[Stored items from a collection]
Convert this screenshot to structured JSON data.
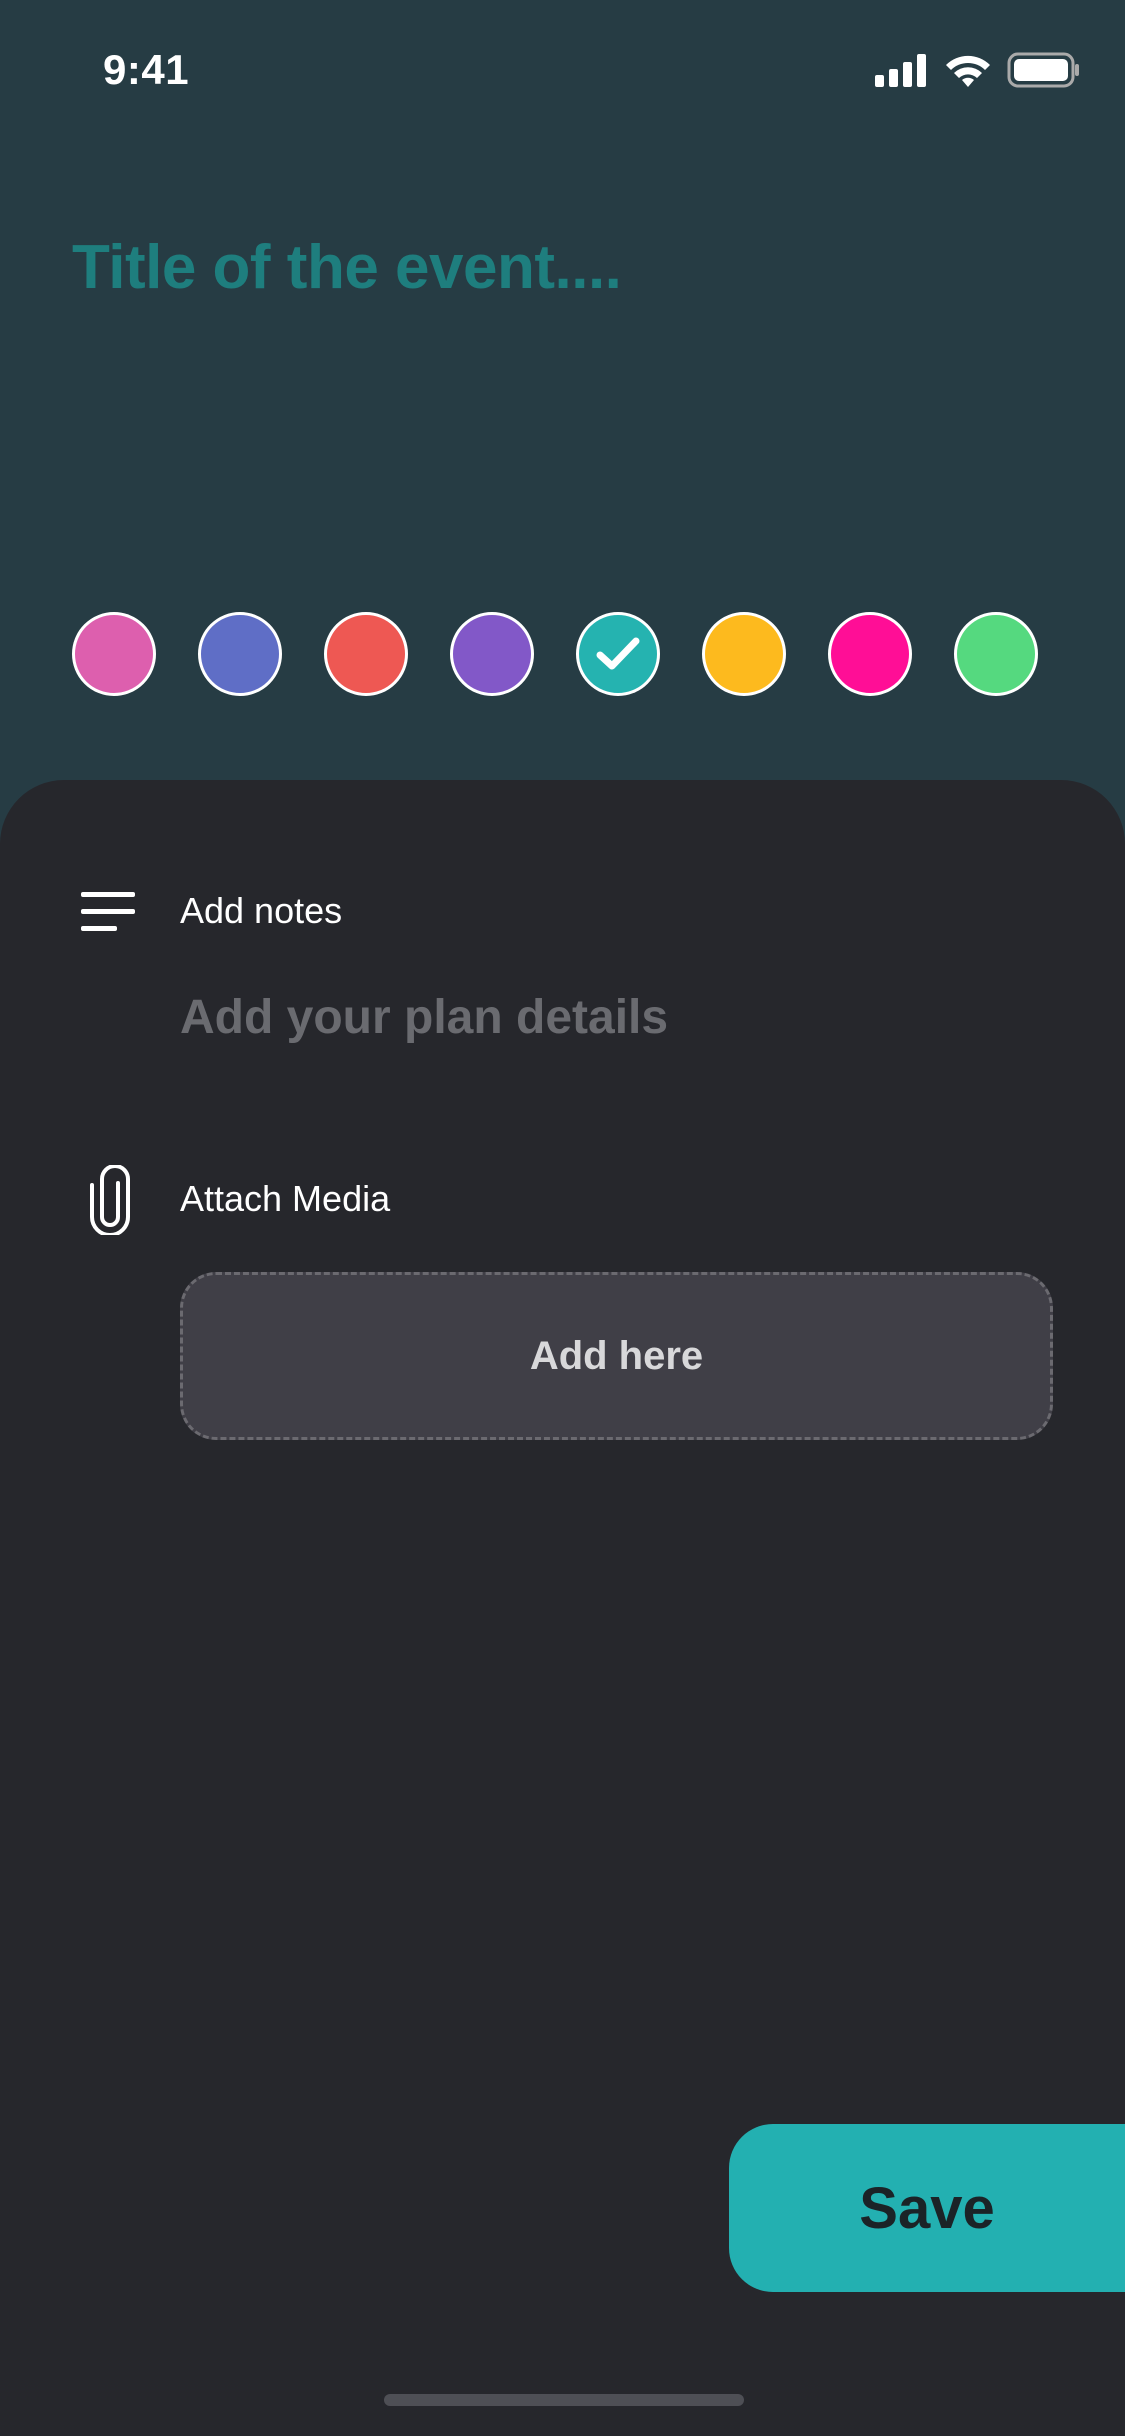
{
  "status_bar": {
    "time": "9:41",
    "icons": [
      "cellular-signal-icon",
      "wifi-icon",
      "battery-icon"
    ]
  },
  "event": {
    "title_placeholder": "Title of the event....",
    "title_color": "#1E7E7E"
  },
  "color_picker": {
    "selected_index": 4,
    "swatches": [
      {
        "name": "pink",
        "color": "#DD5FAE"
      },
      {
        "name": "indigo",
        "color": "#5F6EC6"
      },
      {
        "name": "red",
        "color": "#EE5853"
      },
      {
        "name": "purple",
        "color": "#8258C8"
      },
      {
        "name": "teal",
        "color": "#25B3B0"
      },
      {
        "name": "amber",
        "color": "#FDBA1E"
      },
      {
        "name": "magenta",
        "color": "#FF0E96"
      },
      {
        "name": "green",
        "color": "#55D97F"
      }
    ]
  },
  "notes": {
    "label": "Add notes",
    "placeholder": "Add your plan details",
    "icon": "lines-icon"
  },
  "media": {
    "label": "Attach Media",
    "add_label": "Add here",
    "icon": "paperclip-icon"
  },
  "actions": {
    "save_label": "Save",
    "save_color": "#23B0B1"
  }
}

...

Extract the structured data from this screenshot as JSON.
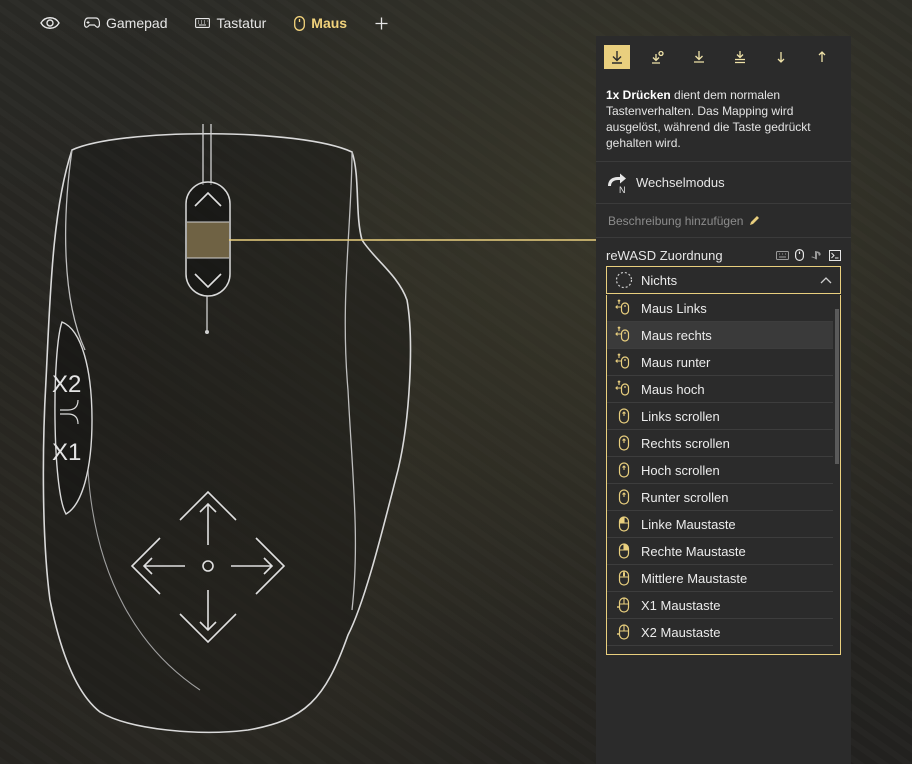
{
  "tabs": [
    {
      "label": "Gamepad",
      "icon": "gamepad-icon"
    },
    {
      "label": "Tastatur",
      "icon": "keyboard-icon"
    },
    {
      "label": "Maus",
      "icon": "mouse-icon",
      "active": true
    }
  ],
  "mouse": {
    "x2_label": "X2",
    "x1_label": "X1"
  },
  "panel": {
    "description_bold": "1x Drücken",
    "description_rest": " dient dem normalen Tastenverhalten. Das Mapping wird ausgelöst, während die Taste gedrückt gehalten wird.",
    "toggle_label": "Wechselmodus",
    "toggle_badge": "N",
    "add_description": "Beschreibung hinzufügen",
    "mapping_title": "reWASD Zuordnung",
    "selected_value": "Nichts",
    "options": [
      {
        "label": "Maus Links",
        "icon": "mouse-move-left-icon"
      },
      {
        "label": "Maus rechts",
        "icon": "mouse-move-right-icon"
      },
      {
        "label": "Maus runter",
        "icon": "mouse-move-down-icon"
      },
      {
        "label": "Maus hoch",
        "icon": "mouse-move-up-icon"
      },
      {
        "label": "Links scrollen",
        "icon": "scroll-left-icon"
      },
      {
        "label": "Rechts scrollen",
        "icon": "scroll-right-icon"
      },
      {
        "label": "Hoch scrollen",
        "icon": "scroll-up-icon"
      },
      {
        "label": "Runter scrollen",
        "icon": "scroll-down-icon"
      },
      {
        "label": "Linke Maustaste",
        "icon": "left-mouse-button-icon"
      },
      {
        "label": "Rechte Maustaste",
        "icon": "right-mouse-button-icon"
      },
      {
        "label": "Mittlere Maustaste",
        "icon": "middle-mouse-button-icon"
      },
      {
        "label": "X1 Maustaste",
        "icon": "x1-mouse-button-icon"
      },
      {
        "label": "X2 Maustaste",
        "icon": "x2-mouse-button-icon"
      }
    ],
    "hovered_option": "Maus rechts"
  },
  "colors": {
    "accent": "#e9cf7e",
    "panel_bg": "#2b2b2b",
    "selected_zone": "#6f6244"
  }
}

* _WRITTEN REQUEST_: From the entries above, return each line with the word "left" in it.

* _REPLY TO THE TASK_:
        "icon": "mouse-move-left-icon"
        "icon": "scroll-left-icon"
        "icon": "left-mouse-button-icon"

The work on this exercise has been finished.